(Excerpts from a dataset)

------------------------

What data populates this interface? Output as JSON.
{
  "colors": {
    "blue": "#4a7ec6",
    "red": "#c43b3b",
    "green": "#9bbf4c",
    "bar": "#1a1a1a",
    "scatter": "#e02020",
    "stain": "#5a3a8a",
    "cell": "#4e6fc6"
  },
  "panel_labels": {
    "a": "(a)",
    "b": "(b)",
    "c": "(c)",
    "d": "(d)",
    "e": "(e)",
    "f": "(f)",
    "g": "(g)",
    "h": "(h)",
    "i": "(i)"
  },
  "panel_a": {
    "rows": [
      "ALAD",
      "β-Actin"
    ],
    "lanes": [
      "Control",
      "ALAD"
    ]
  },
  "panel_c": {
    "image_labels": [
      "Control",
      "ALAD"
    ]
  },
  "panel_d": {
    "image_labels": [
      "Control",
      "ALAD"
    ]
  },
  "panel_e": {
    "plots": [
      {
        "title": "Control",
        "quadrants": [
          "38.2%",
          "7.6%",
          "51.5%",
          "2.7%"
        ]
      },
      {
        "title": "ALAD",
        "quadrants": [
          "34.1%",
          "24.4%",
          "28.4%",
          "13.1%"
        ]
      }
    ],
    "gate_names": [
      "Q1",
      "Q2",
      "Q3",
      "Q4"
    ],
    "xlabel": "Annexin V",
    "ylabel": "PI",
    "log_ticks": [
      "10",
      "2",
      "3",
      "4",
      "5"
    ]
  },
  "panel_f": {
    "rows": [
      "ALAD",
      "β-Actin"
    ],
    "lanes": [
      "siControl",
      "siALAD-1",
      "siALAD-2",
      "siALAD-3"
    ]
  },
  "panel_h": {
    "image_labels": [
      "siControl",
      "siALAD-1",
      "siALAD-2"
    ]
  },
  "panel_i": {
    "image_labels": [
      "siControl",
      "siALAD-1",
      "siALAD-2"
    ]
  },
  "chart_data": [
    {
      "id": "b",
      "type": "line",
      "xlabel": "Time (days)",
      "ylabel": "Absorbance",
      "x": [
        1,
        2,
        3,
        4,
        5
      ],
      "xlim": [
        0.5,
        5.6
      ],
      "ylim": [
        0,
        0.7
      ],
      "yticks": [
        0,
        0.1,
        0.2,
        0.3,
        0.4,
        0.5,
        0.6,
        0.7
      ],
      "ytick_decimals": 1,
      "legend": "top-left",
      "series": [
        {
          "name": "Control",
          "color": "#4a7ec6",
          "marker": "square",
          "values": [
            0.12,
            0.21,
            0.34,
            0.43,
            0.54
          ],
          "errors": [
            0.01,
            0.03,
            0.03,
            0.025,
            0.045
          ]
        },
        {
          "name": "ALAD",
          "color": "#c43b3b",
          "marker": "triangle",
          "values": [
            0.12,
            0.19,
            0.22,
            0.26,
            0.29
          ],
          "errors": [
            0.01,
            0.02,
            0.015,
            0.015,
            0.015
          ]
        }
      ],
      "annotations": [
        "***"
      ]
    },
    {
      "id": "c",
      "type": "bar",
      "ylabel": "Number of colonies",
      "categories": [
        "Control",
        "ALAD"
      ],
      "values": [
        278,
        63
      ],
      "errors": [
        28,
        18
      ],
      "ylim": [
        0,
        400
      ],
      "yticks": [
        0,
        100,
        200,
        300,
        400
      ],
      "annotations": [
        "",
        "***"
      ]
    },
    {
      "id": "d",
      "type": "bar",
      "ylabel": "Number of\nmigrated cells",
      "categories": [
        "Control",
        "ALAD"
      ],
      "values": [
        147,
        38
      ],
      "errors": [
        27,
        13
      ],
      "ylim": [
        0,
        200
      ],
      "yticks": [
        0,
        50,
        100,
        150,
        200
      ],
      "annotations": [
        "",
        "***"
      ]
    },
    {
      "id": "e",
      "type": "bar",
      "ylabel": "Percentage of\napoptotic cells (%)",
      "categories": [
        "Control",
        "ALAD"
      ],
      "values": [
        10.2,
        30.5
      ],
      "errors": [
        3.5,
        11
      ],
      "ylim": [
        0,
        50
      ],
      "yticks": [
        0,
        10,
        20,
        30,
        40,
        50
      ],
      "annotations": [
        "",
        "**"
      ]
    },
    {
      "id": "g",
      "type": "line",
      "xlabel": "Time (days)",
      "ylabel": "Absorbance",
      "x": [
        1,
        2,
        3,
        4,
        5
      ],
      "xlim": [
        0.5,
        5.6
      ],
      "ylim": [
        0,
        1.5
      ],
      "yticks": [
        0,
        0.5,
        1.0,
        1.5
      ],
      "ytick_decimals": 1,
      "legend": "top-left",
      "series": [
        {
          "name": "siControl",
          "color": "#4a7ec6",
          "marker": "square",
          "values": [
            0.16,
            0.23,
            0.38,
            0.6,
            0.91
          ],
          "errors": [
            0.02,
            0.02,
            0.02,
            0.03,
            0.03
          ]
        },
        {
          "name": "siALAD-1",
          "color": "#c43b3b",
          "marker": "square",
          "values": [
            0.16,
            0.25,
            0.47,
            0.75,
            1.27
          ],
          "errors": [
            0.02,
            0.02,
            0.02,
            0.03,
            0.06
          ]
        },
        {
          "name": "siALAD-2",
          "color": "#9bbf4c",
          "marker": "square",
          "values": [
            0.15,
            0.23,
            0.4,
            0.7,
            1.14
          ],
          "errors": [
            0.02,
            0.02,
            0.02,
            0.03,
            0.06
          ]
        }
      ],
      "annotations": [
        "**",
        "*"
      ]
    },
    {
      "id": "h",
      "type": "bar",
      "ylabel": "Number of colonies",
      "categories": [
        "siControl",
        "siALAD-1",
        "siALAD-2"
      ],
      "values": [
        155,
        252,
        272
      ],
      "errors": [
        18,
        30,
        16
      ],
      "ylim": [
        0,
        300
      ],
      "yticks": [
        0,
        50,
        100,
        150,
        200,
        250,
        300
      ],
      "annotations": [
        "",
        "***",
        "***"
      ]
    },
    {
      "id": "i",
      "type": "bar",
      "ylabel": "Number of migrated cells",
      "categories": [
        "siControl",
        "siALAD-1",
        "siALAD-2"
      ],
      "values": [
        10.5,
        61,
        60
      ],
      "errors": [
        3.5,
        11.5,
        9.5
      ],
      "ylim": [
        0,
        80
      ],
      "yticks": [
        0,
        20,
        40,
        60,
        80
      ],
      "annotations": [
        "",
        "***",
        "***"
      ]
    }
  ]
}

------------------------

◆ **Activity**
Print the records again in full, exactly as they appear above.

◆ **Written solution**
What data populates this interface? Output as JSON.
{
  "colors": {
    "blue": "#4a7ec6",
    "red": "#c43b3b",
    "green": "#9bbf4c",
    "bar": "#1a1a1a",
    "scatter": "#e02020",
    "stain": "#5a3a8a",
    "cell": "#4e6fc6"
  },
  "panel_labels": {
    "a": "(a)",
    "b": "(b)",
    "c": "(c)",
    "d": "(d)",
    "e": "(e)",
    "f": "(f)",
    "g": "(g)",
    "h": "(h)",
    "i": "(i)"
  },
  "panel_a": {
    "rows": [
      "ALAD",
      "β-Actin"
    ],
    "lanes": [
      "Control",
      "ALAD"
    ]
  },
  "panel_c": {
    "image_labels": [
      "Control",
      "ALAD"
    ]
  },
  "panel_d": {
    "image_labels": [
      "Control",
      "ALAD"
    ]
  },
  "panel_e": {
    "plots": [
      {
        "title": "Control",
        "quadrants": [
          "38.2%",
          "7.6%",
          "51.5%",
          "2.7%"
        ]
      },
      {
        "title": "ALAD",
        "quadrants": [
          "34.1%",
          "24.4%",
          "28.4%",
          "13.1%"
        ]
      }
    ],
    "gate_names": [
      "Q1",
      "Q2",
      "Q3",
      "Q4"
    ],
    "xlabel": "Annexin V",
    "ylabel": "PI",
    "log_ticks": [
      "10",
      "2",
      "3",
      "4",
      "5"
    ]
  },
  "panel_f": {
    "rows": [
      "ALAD",
      "β-Actin"
    ],
    "lanes": [
      "siControl",
      "siALAD-1",
      "siALAD-2",
      "siALAD-3"
    ]
  },
  "panel_h": {
    "image_labels": [
      "siControl",
      "siALAD-1",
      "siALAD-2"
    ]
  },
  "panel_i": {
    "image_labels": [
      "siControl",
      "siALAD-1",
      "siALAD-2"
    ]
  },
  "chart_data": [
    {
      "id": "b",
      "type": "line",
      "xlabel": "Time (days)",
      "ylabel": "Absorbance",
      "x": [
        1,
        2,
        3,
        4,
        5
      ],
      "xlim": [
        0.5,
        5.6
      ],
      "ylim": [
        0,
        0.7
      ],
      "yticks": [
        0,
        0.1,
        0.2,
        0.3,
        0.4,
        0.5,
        0.6,
        0.7
      ],
      "ytick_decimals": 1,
      "legend": "top-left",
      "series": [
        {
          "name": "Control",
          "color": "#4a7ec6",
          "marker": "square",
          "values": [
            0.12,
            0.21,
            0.34,
            0.43,
            0.54
          ],
          "errors": [
            0.01,
            0.03,
            0.03,
            0.025,
            0.045
          ]
        },
        {
          "name": "ALAD",
          "color": "#c43b3b",
          "marker": "triangle",
          "values": [
            0.12,
            0.19,
            0.22,
            0.26,
            0.29
          ],
          "errors": [
            0.01,
            0.02,
            0.015,
            0.015,
            0.015
          ]
        }
      ],
      "annotations": [
        "***"
      ]
    },
    {
      "id": "c",
      "type": "bar",
      "ylabel": "Number of colonies",
      "categories": [
        "Control",
        "ALAD"
      ],
      "values": [
        278,
        63
      ],
      "errors": [
        28,
        18
      ],
      "ylim": [
        0,
        400
      ],
      "yticks": [
        0,
        100,
        200,
        300,
        400
      ],
      "annotations": [
        "",
        "***"
      ]
    },
    {
      "id": "d",
      "type": "bar",
      "ylabel": "Number of\nmigrated cells",
      "categories": [
        "Control",
        "ALAD"
      ],
      "values": [
        147,
        38
      ],
      "errors": [
        27,
        13
      ],
      "ylim": [
        0,
        200
      ],
      "yticks": [
        0,
        50,
        100,
        150,
        200
      ],
      "annotations": [
        "",
        "***"
      ]
    },
    {
      "id": "e",
      "type": "bar",
      "ylabel": "Percentage of\napoptotic cells (%)",
      "categories": [
        "Control",
        "ALAD"
      ],
      "values": [
        10.2,
        30.5
      ],
      "errors": [
        3.5,
        11
      ],
      "ylim": [
        0,
        50
      ],
      "yticks": [
        0,
        10,
        20,
        30,
        40,
        50
      ],
      "annotations": [
        "",
        "**"
      ]
    },
    {
      "id": "g",
      "type": "line",
      "xlabel": "Time (days)",
      "ylabel": "Absorbance",
      "x": [
        1,
        2,
        3,
        4,
        5
      ],
      "xlim": [
        0.5,
        5.6
      ],
      "ylim": [
        0,
        1.5
      ],
      "yticks": [
        0,
        0.5,
        1.0,
        1.5
      ],
      "ytick_decimals": 1,
      "legend": "top-left",
      "series": [
        {
          "name": "siControl",
          "color": "#4a7ec6",
          "marker": "square",
          "values": [
            0.16,
            0.23,
            0.38,
            0.6,
            0.91
          ],
          "errors": [
            0.02,
            0.02,
            0.02,
            0.03,
            0.03
          ]
        },
        {
          "name": "siALAD-1",
          "color": "#c43b3b",
          "marker": "square",
          "values": [
            0.16,
            0.25,
            0.47,
            0.75,
            1.27
          ],
          "errors": [
            0.02,
            0.02,
            0.02,
            0.03,
            0.06
          ]
        },
        {
          "name": "siALAD-2",
          "color": "#9bbf4c",
          "marker": "square",
          "values": [
            0.15,
            0.23,
            0.4,
            0.7,
            1.14
          ],
          "errors": [
            0.02,
            0.02,
            0.02,
            0.03,
            0.06
          ]
        }
      ],
      "annotations": [
        "**",
        "*"
      ]
    },
    {
      "id": "h",
      "type": "bar",
      "ylabel": "Number of colonies",
      "categories": [
        "siControl",
        "siALAD-1",
        "siALAD-2"
      ],
      "values": [
        155,
        252,
        272
      ],
      "errors": [
        18,
        30,
        16
      ],
      "ylim": [
        0,
        300
      ],
      "yticks": [
        0,
        50,
        100,
        150,
        200,
        250,
        300
      ],
      "annotations": [
        "",
        "***",
        "***"
      ]
    },
    {
      "id": "i",
      "type": "bar",
      "ylabel": "Number of migrated cells",
      "categories": [
        "siControl",
        "siALAD-1",
        "siALAD-2"
      ],
      "values": [
        10.5,
        61,
        60
      ],
      "errors": [
        3.5,
        11.5,
        9.5
      ],
      "ylim": [
        0,
        80
      ],
      "yticks": [
        0,
        20,
        40,
        60,
        80
      ],
      "annotations": [
        "",
        "***",
        "***"
      ]
    }
  ]
}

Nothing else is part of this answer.